### [TASK BRIEF]
Reproduce all of the data that follows, character for character.

══ EXTRACTED RECORDS

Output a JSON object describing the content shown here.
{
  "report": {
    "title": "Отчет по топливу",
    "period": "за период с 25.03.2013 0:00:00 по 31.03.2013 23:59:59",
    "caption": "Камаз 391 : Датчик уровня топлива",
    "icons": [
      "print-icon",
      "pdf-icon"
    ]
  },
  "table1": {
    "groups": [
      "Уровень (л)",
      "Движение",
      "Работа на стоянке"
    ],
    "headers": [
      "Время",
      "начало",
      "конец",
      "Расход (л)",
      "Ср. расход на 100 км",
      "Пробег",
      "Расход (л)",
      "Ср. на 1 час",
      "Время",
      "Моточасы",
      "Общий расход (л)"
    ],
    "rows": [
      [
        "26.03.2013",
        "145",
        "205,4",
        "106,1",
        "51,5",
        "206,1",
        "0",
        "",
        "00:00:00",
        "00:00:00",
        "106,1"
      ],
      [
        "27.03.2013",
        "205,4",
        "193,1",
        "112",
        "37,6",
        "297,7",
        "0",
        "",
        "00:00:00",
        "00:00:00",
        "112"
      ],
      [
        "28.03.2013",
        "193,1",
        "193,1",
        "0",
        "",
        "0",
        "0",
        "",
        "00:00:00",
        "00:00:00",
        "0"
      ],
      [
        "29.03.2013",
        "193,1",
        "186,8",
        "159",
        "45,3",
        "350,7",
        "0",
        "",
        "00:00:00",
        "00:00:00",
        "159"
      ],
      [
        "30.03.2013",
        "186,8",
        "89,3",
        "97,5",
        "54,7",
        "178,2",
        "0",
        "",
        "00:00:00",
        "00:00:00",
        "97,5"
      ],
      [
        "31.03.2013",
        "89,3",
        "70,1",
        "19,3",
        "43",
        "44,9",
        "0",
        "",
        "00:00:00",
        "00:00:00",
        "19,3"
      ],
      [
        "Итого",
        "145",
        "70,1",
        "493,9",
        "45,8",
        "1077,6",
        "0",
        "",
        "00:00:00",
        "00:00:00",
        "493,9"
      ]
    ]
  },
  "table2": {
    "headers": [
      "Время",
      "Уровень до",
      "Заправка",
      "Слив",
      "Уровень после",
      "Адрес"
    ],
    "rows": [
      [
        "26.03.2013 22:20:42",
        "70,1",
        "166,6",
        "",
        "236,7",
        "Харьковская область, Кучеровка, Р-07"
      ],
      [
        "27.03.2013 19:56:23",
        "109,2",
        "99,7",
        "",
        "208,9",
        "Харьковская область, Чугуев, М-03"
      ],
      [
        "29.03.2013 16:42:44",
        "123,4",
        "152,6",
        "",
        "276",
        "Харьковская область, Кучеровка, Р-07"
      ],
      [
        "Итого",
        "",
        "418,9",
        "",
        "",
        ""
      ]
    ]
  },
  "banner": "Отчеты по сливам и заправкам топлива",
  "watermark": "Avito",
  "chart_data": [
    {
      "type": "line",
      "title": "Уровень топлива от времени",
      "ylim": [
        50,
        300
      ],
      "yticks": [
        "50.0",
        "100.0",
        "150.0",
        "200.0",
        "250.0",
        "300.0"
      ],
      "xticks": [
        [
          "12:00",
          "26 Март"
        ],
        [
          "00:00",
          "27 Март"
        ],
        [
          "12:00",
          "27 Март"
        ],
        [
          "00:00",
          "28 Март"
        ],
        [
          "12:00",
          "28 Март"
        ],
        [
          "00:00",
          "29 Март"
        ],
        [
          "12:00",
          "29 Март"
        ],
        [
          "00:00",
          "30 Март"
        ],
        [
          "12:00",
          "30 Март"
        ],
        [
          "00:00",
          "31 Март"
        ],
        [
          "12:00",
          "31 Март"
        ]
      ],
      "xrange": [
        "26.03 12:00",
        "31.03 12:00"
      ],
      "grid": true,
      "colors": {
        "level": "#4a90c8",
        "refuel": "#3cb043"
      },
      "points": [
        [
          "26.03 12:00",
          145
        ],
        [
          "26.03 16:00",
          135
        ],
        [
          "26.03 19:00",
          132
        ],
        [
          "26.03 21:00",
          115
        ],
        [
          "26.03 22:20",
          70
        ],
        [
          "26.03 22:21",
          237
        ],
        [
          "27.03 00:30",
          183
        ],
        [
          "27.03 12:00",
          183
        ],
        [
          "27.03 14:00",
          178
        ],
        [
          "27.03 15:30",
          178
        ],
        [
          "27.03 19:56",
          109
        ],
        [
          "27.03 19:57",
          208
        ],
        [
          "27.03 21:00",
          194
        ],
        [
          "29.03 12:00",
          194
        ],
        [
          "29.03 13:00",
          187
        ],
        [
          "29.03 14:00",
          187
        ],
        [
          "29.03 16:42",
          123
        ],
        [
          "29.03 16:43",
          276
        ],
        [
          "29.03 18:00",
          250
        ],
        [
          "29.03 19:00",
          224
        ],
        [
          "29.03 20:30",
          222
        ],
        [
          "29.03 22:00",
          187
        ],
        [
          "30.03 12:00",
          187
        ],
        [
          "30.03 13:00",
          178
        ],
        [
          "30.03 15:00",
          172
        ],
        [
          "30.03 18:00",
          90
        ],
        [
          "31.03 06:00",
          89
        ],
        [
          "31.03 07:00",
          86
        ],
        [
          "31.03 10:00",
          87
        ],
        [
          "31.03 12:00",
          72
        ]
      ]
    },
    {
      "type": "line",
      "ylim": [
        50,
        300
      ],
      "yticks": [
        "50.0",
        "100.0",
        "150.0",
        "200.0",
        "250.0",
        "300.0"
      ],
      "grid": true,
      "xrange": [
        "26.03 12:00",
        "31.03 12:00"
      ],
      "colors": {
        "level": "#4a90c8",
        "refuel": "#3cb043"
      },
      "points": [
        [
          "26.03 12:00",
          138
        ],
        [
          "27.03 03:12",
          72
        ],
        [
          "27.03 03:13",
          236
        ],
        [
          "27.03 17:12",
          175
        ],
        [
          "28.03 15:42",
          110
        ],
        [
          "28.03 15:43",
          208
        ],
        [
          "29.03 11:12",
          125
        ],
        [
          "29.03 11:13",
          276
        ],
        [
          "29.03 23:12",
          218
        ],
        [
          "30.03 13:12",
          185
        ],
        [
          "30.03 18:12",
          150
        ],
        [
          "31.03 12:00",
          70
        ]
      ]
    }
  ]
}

════

### [THE REPLY]
Output a JSON object describing the content shown here.
{
  "report": {
    "title": "Отчет по топливу",
    "period": "за период с 25.03.2013 0:00:00 по 31.03.2013 23:59:59",
    "caption": "Камаз 391 : Датчик уровня топлива",
    "icons": [
      "print-icon",
      "pdf-icon"
    ]
  },
  "table1": {
    "groups": [
      "Уровень (л)",
      "Движение",
      "Работа на стоянке"
    ],
    "headers": [
      "Время",
      "начало",
      "конец",
      "Расход (л)",
      "Ср. расход на 100 км",
      "Пробег",
      "Расход (л)",
      "Ср. на 1 час",
      "Время",
      "Моточасы",
      "Общий расход (л)"
    ],
    "rows": [
      [
        "26.03.2013",
        "145",
        "205,4",
        "106,1",
        "51,5",
        "206,1",
        "0",
        "",
        "00:00:00",
        "00:00:00",
        "106,1"
      ],
      [
        "27.03.2013",
        "205,4",
        "193,1",
        "112",
        "37,6",
        "297,7",
        "0",
        "",
        "00:00:00",
        "00:00:00",
        "112"
      ],
      [
        "28.03.2013",
        "193,1",
        "193,1",
        "0",
        "",
        "0",
        "0",
        "",
        "00:00:00",
        "00:00:00",
        "0"
      ],
      [
        "29.03.2013",
        "193,1",
        "186,8",
        "159",
        "45,3",
        "350,7",
        "0",
        "",
        "00:00:00",
        "00:00:00",
        "159"
      ],
      [
        "30.03.2013",
        "186,8",
        "89,3",
        "97,5",
        "54,7",
        "178,2",
        "0",
        "",
        "00:00:00",
        "00:00:00",
        "97,5"
      ],
      [
        "31.03.2013",
        "89,3",
        "70,1",
        "19,3",
        "43",
        "44,9",
        "0",
        "",
        "00:00:00",
        "00:00:00",
        "19,3"
      ],
      [
        "Итого",
        "145",
        "70,1",
        "493,9",
        "45,8",
        "1077,6",
        "0",
        "",
        "00:00:00",
        "00:00:00",
        "493,9"
      ]
    ]
  },
  "table2": {
    "headers": [
      "Время",
      "Уровень до",
      "Заправка",
      "Слив",
      "Уровень после",
      "Адрес"
    ],
    "rows": [
      [
        "26.03.2013 22:20:42",
        "70,1",
        "166,6",
        "",
        "236,7",
        "Харьковская область, Кучеровка, Р-07"
      ],
      [
        "27.03.2013 19:56:23",
        "109,2",
        "99,7",
        "",
        "208,9",
        "Харьковская область, Чугуев, М-03"
      ],
      [
        "29.03.2013 16:42:44",
        "123,4",
        "152,6",
        "",
        "276",
        "Харьковская область, Кучеровка, Р-07"
      ],
      [
        "Итого",
        "",
        "418,9",
        "",
        "",
        ""
      ]
    ]
  },
  "banner": "Отчеты по сливам и заправкам топлива",
  "watermark": "Avito",
  "chart_data": [
    {
      "type": "line",
      "title": "Уровень топлива от времени",
      "ylim": [
        50,
        300
      ],
      "yticks": [
        "50.0",
        "100.0",
        "150.0",
        "200.0",
        "250.0",
        "300.0"
      ],
      "xticks": [
        [
          "12:00",
          "26 Март"
        ],
        [
          "00:00",
          "27 Март"
        ],
        [
          "12:00",
          "27 Март"
        ],
        [
          "00:00",
          "28 Март"
        ],
        [
          "12:00",
          "28 Март"
        ],
        [
          "00:00",
          "29 Март"
        ],
        [
          "12:00",
          "29 Март"
        ],
        [
          "00:00",
          "30 Март"
        ],
        [
          "12:00",
          "30 Март"
        ],
        [
          "00:00",
          "31 Март"
        ],
        [
          "12:00",
          "31 Март"
        ]
      ],
      "xrange": [
        "26.03 12:00",
        "31.03 12:00"
      ],
      "grid": true,
      "colors": {
        "level": "#4a90c8",
        "refuel": "#3cb043"
      },
      "points": [
        [
          "26.03 12:00",
          145
        ],
        [
          "26.03 16:00",
          135
        ],
        [
          "26.03 19:00",
          132
        ],
        [
          "26.03 21:00",
          115
        ],
        [
          "26.03 22:20",
          70
        ],
        [
          "26.03 22:21",
          237
        ],
        [
          "27.03 00:30",
          183
        ],
        [
          "27.03 12:00",
          183
        ],
        [
          "27.03 14:00",
          178
        ],
        [
          "27.03 15:30",
          178
        ],
        [
          "27.03 19:56",
          109
        ],
        [
          "27.03 19:57",
          208
        ],
        [
          "27.03 21:00",
          194
        ],
        [
          "29.03 12:00",
          194
        ],
        [
          "29.03 13:00",
          187
        ],
        [
          "29.03 14:00",
          187
        ],
        [
          "29.03 16:42",
          123
        ],
        [
          "29.03 16:43",
          276
        ],
        [
          "29.03 18:00",
          250
        ],
        [
          "29.03 19:00",
          224
        ],
        [
          "29.03 20:30",
          222
        ],
        [
          "29.03 22:00",
          187
        ],
        [
          "30.03 12:00",
          187
        ],
        [
          "30.03 13:00",
          178
        ],
        [
          "30.03 15:00",
          172
        ],
        [
          "30.03 18:00",
          90
        ],
        [
          "31.03 06:00",
          89
        ],
        [
          "31.03 07:00",
          86
        ],
        [
          "31.03 10:00",
          87
        ],
        [
          "31.03 12:00",
          72
        ]
      ]
    },
    {
      "type": "line",
      "ylim": [
        50,
        300
      ],
      "yticks": [
        "50.0",
        "100.0",
        "150.0",
        "200.0",
        "250.0",
        "300.0"
      ],
      "grid": true,
      "xrange": [
        "26.03 12:00",
        "31.03 12:00"
      ],
      "colors": {
        "level": "#4a90c8",
        "refuel": "#3cb043"
      },
      "points": [
        [
          "26.03 12:00",
          138
        ],
        [
          "27.03 03:12",
          72
        ],
        [
          "27.03 03:13",
          236
        ],
        [
          "27.03 17:12",
          175
        ],
        [
          "28.03 15:42",
          110
        ],
        [
          "28.03 15:43",
          208
        ],
        [
          "29.03 11:12",
          125
        ],
        [
          "29.03 11:13",
          276
        ],
        [
          "29.03 23:12",
          218
        ],
        [
          "30.03 13:12",
          185
        ],
        [
          "30.03 18:12",
          150
        ],
        [
          "31.03 12:00",
          70
        ]
      ]
    }
  ]
}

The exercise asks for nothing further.